--- start Input rows ---

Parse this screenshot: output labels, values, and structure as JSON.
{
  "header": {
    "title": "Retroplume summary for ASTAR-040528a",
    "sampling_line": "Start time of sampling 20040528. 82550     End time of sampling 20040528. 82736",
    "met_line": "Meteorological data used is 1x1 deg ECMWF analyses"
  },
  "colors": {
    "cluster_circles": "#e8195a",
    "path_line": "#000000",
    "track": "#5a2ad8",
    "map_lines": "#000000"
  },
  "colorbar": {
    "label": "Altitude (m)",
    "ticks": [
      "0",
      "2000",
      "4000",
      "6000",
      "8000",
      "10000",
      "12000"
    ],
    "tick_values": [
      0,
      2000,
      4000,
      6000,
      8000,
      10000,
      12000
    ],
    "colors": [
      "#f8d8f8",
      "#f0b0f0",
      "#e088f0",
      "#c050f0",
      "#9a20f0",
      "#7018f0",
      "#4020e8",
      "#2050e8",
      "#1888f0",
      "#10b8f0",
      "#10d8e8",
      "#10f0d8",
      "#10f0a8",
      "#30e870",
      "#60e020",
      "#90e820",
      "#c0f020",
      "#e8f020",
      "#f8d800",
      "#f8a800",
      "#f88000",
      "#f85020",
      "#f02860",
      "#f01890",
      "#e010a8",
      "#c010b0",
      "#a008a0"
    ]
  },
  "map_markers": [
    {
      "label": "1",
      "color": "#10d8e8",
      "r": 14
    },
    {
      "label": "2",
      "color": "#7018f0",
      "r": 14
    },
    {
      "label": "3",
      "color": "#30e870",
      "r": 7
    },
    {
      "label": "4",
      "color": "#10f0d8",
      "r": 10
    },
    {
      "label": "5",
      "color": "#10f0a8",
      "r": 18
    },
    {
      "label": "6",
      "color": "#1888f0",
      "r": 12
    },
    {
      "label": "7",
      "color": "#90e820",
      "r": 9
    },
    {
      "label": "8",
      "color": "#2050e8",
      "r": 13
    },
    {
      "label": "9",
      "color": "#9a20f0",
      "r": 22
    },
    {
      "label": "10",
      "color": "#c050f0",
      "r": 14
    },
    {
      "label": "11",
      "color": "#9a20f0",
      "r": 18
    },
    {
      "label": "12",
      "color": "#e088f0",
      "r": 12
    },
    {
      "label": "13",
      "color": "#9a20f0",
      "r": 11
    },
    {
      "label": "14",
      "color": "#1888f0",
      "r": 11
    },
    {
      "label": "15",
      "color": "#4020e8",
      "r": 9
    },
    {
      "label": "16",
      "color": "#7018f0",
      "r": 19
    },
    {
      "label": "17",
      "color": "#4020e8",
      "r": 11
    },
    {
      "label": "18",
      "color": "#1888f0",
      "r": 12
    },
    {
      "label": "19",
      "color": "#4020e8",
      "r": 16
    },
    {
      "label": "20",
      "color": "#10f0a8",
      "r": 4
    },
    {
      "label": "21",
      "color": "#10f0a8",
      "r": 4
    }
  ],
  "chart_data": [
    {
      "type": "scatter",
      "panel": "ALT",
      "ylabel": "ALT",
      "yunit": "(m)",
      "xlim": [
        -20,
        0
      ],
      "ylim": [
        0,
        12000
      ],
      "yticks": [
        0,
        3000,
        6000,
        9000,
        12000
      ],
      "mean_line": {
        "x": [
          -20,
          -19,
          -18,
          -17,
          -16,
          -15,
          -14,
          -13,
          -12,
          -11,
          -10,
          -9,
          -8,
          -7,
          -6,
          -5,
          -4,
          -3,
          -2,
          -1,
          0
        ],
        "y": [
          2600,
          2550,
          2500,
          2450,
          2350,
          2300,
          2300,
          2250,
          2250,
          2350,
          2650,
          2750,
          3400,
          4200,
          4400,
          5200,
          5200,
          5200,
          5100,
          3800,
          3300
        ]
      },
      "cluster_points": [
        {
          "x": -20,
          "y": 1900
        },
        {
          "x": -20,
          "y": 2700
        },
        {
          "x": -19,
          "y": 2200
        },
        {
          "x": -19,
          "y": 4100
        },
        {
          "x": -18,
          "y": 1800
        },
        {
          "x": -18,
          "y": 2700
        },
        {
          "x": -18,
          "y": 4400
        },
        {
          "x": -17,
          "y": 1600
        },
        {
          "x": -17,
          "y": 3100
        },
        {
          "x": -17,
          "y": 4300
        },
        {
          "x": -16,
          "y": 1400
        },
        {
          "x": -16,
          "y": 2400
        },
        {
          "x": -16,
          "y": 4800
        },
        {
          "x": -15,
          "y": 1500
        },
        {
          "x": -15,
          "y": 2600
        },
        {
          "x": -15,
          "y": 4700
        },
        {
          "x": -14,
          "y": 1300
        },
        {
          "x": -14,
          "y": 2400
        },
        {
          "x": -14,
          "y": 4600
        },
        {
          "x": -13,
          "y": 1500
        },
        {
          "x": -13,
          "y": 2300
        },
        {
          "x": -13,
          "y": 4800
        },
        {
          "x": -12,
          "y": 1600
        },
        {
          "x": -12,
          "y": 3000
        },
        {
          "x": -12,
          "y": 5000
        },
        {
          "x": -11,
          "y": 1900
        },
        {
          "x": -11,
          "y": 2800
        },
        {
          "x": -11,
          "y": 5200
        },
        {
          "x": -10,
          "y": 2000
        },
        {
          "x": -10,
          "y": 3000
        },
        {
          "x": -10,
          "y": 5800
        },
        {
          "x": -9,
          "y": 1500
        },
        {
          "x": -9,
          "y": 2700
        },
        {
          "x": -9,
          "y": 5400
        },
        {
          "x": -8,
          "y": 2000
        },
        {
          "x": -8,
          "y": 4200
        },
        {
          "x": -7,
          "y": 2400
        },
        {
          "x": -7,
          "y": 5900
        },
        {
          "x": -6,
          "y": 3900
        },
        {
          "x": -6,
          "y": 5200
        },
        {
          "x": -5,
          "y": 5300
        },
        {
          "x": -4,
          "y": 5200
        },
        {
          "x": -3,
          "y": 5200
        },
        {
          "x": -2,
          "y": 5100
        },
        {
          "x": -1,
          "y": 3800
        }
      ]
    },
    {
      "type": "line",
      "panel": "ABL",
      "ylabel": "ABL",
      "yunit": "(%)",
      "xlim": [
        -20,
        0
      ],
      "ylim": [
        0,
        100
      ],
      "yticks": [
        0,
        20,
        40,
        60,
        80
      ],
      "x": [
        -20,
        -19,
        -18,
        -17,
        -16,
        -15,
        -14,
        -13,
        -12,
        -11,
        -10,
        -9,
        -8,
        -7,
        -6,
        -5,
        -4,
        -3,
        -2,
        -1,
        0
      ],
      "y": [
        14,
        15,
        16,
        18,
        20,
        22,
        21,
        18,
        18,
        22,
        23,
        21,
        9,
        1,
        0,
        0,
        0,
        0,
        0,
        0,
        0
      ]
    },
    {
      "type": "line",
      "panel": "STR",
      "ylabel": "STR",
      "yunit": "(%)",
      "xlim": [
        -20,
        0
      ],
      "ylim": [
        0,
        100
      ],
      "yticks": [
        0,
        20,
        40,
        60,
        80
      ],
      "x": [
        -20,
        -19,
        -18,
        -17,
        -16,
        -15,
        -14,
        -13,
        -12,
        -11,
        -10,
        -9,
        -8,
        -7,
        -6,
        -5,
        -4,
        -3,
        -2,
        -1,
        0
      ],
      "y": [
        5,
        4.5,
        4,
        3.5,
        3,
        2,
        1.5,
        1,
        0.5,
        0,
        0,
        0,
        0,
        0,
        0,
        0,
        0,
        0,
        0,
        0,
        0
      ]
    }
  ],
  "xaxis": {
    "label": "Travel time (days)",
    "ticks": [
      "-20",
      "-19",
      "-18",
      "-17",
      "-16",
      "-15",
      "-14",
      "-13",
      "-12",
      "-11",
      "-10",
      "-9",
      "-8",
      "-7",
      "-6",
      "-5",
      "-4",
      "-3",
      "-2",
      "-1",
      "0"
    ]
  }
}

--- end Input rows ---

_Brief_
Show all lines from the data above in which the word "time" appears.

_The solution_
    "sampling_line": "Start time of sampling 20040528. 82550     End time of sampling 20040528. 82736",
    "label": "Travel time (days)",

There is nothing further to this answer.